[start DATA PROVIDED]

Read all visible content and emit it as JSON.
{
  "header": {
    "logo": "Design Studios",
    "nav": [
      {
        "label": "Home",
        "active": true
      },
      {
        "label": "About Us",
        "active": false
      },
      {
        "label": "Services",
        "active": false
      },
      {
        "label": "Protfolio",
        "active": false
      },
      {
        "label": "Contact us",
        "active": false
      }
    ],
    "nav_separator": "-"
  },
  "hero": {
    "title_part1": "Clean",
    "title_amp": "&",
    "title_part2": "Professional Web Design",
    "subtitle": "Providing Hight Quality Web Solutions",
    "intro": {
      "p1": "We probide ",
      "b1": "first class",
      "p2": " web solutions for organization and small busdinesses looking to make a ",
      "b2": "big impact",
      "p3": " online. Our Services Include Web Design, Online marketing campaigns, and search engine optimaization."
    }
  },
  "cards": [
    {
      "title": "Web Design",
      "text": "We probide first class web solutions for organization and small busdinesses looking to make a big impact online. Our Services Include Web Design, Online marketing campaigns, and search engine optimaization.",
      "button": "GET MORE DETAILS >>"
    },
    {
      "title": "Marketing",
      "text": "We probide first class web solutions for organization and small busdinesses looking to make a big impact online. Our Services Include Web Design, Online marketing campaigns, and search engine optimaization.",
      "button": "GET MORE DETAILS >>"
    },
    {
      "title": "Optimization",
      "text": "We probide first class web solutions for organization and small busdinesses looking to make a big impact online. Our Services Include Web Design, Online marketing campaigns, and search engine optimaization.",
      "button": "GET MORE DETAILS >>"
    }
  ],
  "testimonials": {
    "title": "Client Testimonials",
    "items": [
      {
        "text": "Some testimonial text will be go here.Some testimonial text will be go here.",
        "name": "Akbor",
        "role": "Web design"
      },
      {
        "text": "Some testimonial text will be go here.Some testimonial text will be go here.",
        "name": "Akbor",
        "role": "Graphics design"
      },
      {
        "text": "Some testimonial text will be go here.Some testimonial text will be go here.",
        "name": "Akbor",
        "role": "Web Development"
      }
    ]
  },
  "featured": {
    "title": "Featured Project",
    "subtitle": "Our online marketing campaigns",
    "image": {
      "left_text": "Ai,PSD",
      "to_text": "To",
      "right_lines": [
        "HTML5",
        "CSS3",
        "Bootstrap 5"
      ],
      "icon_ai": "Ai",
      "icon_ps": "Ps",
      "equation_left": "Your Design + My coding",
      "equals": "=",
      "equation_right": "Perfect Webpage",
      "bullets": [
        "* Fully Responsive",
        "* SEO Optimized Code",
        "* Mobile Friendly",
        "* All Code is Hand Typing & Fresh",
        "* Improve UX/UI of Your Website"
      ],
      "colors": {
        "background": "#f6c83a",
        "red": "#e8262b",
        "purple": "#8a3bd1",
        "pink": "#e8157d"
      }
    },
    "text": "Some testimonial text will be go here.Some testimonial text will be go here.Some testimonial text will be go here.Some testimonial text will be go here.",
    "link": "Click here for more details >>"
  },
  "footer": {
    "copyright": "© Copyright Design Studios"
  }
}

[end DATA PROVIDED]

[WHAT IS EXPECTED]: Quote each line of the data above exactly as written.

[TASK OUTPUT]:
Read all visible content and emit it as JSON.
{
  "header": {
    "logo": "Design Studios",
    "nav": [
      {
        "label": "Home",
        "active": true
      },
      {
        "label": "About Us",
        "active": false
      },
      {
        "label": "Services",
        "active": false
      },
      {
        "label": "Protfolio",
        "active": false
      },
      {
        "label": "Contact us",
        "active": false
      }
    ],
    "nav_separator": "-"
  },
  "hero": {
    "title_part1": "Clean",
    "title_amp": "&",
    "title_part2": "Professional Web Design",
    "subtitle": "Providing Hight Quality Web Solutions",
    "intro": {
      "p1": "We probide ",
      "b1": "first class",
      "p2": " web solutions for organization and small busdinesses looking to make a ",
      "b2": "big impact",
      "p3": " online. Our Services Include Web Design, Online marketing campaigns, and search engine optimaization."
    }
  },
  "cards": [
    {
      "title": "Web Design",
      "text": "We probide first class web solutions for organization and small busdinesses looking to make a big impact online. Our Services Include Web Design, Online marketing campaigns, and search engine optimaization.",
      "button": "GET MORE DETAILS >>"
    },
    {
      "title": "Marketing",
      "text": "We probide first class web solutions for organization and small busdinesses looking to make a big impact online. Our Services Include Web Design, Online marketing campaigns, and search engine optimaization.",
      "button": "GET MORE DETAILS >>"
    },
    {
      "title": "Optimization",
      "text": "We probide first class web solutions for organization and small busdinesses looking to make a big impact online. Our Services Include Web Design, Online marketing campaigns, and search engine optimaization.",
      "button": "GET MORE DETAILS >>"
    }
  ],
  "testimonials": {
    "title": "Client Testimonials",
    "items": [
      {
        "text": "Some testimonial text will be go here.Some testimonial text will be go here.",
        "name": "Akbor",
        "role": "Web design"
      },
      {
        "text": "Some testimonial text will be go here.Some testimonial text will be go here.",
        "name": "Akbor",
        "role": "Graphics design"
      },
      {
        "text": "Some testimonial text will be go here.Some testimonial text will be go here.",
        "name": "Akbor",
        "role": "Web Development"
      }
    ]
  },
  "featured": {
    "title": "Featured Project",
    "subtitle": "Our online marketing campaigns",
    "image": {
      "left_text": "Ai,PSD",
      "to_text": "To",
      "right_lines": [
        "HTML5",
        "CSS3",
        "Bootstrap 5"
      ],
      "icon_ai": "Ai",
      "icon_ps": "Ps",
      "equation_left": "Your Design + My coding",
      "equals": "=",
      "equation_right": "Perfect Webpage",
      "bullets": [
        "* Fully Responsive",
        "* SEO Optimized Code",
        "* Mobile Friendly",
        "* All Code is Hand Typing & Fresh",
        "* Improve UX/UI of Your Website"
      ],
      "colors": {
        "background": "#f6c83a",
        "red": "#e8262b",
        "purple": "#8a3bd1",
        "pink": "#e8157d"
      }
    },
    "text": "Some testimonial text will be go here.Some testimonial text will be go here.Some testimonial text will be go here.Some testimonial text will be go here.",
    "link": "Click here for more details >>"
  },
  "footer": {
    "copyright": "© Copyright Design Studios"
  }
}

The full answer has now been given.